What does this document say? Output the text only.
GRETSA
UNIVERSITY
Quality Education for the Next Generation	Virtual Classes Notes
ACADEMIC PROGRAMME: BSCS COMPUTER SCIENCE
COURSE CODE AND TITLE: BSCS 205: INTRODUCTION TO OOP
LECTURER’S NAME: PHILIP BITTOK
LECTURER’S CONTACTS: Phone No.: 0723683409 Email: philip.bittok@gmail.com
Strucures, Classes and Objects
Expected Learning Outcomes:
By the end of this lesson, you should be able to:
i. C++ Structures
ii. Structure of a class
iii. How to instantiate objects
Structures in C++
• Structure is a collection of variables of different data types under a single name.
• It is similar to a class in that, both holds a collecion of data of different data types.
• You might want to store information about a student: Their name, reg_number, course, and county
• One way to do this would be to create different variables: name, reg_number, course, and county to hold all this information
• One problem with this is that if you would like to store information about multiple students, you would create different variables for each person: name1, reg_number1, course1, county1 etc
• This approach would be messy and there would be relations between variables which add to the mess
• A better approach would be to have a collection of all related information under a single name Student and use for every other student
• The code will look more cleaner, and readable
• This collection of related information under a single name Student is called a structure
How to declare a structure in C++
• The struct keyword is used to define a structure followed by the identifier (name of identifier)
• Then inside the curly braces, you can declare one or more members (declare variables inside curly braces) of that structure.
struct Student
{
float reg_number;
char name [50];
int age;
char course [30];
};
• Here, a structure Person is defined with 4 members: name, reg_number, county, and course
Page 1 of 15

PROMPT: Extract every entry in the listing word for word.

TASK SOLUTION:
What does this document say? Output the text only.
GRETSA
UNIVERSITY
Quality Education for the Next Generation	Virtual Classes Notes
ACADEMIC PROGRAMME: BSCS COMPUTER SCIENCE
COURSE CODE AND TITLE: BSCS 205: INTRODUCTION TO OOP
LECTURER’S NAME: PHILIP BITTOK
LECTURER’S CONTACTS: Phone No.: 0723683409 Email: philip.bittok@gmail.com
Strucures, Classes and Objects
Expected Learning Outcomes:
By the end of this lesson, you should be able to:
i. C++ Structures
ii. Structure of a class
iii. How to instantiate objects
Structures in C++
• Structure is a collection of variables of different data types under a single name.
• It is similar to a class in that, both holds a collecion of data of different data types.
• You might want to store information about a student: Their name, reg_number, course, and county
• One way to do this would be to create different variables: name, reg_number, course, and county to hold all this information
• One problem with this is that if you would like to store information about multiple students, you would create different variables for each person: name1, reg_number1, course1, county1 etc
• This approach would be messy and there would be relations between variables which add to the mess
• A better approach would be to have a collection of all related information under a single name Student and use for every other student
• The code will look more cleaner, and readable
• This collection of related information under a single name Student is called a structure
How to declare a structure in C++
• The struct keyword is used to define a structure followed by the identifier (name of identifier)
• Then inside the curly braces, you can declare one or more members (declare variables inside curly braces) of that structure.
struct Student
{
float reg_number;
char name [50];
int age;
char course [30];
};
• Here, a structure Person is defined with 4 members: name, reg_number, county, and course
Page 1 of 15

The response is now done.